[Data entries for graphics]
● ● ● ●
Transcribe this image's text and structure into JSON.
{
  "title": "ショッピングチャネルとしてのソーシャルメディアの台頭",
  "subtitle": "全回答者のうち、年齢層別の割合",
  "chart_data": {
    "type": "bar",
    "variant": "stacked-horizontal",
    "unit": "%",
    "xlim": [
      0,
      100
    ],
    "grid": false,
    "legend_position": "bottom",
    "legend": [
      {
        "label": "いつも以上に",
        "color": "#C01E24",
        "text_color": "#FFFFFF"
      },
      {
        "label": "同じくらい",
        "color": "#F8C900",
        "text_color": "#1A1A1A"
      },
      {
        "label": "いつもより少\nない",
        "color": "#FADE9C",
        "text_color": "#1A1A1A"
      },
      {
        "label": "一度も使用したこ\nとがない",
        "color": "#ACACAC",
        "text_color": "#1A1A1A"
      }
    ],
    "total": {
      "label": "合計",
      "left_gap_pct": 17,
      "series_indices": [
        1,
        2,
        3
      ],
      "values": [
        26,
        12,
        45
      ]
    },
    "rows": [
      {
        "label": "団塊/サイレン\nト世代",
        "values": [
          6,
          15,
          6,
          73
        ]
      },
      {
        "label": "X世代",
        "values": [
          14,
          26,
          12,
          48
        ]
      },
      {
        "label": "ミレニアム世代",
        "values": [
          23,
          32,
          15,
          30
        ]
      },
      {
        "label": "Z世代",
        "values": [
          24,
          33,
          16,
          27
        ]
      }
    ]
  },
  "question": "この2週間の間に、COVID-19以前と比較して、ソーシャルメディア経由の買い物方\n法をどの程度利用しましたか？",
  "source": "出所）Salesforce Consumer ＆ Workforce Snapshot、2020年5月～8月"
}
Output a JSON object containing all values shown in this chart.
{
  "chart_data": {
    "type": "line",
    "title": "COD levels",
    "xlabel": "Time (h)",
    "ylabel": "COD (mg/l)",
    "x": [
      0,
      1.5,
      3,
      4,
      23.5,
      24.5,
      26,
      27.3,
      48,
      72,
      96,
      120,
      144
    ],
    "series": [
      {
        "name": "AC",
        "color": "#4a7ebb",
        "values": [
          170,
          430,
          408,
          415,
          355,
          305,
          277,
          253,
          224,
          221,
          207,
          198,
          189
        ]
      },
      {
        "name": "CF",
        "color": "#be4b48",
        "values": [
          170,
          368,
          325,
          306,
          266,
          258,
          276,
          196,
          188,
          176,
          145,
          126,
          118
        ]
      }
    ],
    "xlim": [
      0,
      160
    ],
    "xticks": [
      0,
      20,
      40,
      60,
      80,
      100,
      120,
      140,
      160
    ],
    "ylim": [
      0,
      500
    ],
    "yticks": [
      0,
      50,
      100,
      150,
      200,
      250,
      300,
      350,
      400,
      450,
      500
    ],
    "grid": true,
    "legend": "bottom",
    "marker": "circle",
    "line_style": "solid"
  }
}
● ● ● ●
Word for word, restate all of the data shown above.

[In response]
Transcribe this image's text and structure into JSON.
{
  "title": "ショッピングチャネルとしてのソーシャルメディアの台頭",
  "subtitle": "全回答者のうち、年齢層別の割合",
  "chart_data": {
    "type": "bar",
    "variant": "stacked-horizontal",
    "unit": "%",
    "xlim": [
      0,
      100
    ],
    "grid": false,
    "legend_position": "bottom",
    "legend": [
      {
        "label": "いつも以上に",
        "color": "#C01E24",
        "text_color": "#FFFFFF"
      },
      {
        "label": "同じくらい",
        "color": "#F8C900",
        "text_color": "#1A1A1A"
      },
      {
        "label": "いつもより少\nない",
        "color": "#FADE9C",
        "text_color": "#1A1A1A"
      },
      {
        "label": "一度も使用したこ\nとがない",
        "color": "#ACACAC",
        "text_color": "#1A1A1A"
      }
    ],
    "total": {
      "label": "合計",
      "left_gap_pct": 17,
      "series_indices": [
        1,
        2,
        3
      ],
      "values": [
        26,
        12,
        45
      ]
    },
    "rows": [
      {
        "label": "団塊/サイレン\nト世代",
        "values": [
          6,
          15,
          6,
          73
        ]
      },
      {
        "label": "X世代",
        "values": [
          14,
          26,
          12,
          48
        ]
      },
      {
        "label": "ミレニアム世代",
        "values": [
          23,
          32,
          15,
          30
        ]
      },
      {
        "label": "Z世代",
        "values": [
          24,
          33,
          16,
          27
        ]
      }
    ]
  },
  "question": "この2週間の間に、COVID-19以前と比較して、ソーシャルメディア経由の買い物方\n法をどの程度利用しましたか？",
  "source": "出所）Salesforce Consumer ＆ Workforce Snapshot、2020年5月～8月"
}
Output a JSON object containing all values shown in this chart.
{
  "chart_data": {
    "type": "line",
    "title": "COD levels",
    "xlabel": "Time (h)",
    "ylabel": "COD (mg/l)",
    "x": [
      0,
      1.5,
      3,
      4,
      23.5,
      24.5,
      26,
      27.3,
      48,
      72,
      96,
      120,
      144
    ],
    "series": [
      {
        "name": "AC",
        "color": "#4a7ebb",
        "values": [
          170,
          430,
          408,
          415,
          355,
          305,
          277,
          253,
          224,
          221,
          207,
          198,
          189
        ]
      },
      {
        "name": "CF",
        "color": "#be4b48",
        "values": [
          170,
          368,
          325,
          306,
          266,
          258,
          276,
          196,
          188,
          176,
          145,
          126,
          118
        ]
      }
    ],
    "xlim": [
      0,
      160
    ],
    "xticks": [
      0,
      20,
      40,
      60,
      80,
      100,
      120,
      140,
      160
    ],
    "ylim": [
      0,
      500
    ],
    "yticks": [
      0,
      50,
      100,
      150,
      200,
      250,
      300,
      350,
      400,
      450,
      500
    ],
    "grid": true,
    "legend": "bottom",
    "marker": "circle",
    "line_style": "solid"
  }
}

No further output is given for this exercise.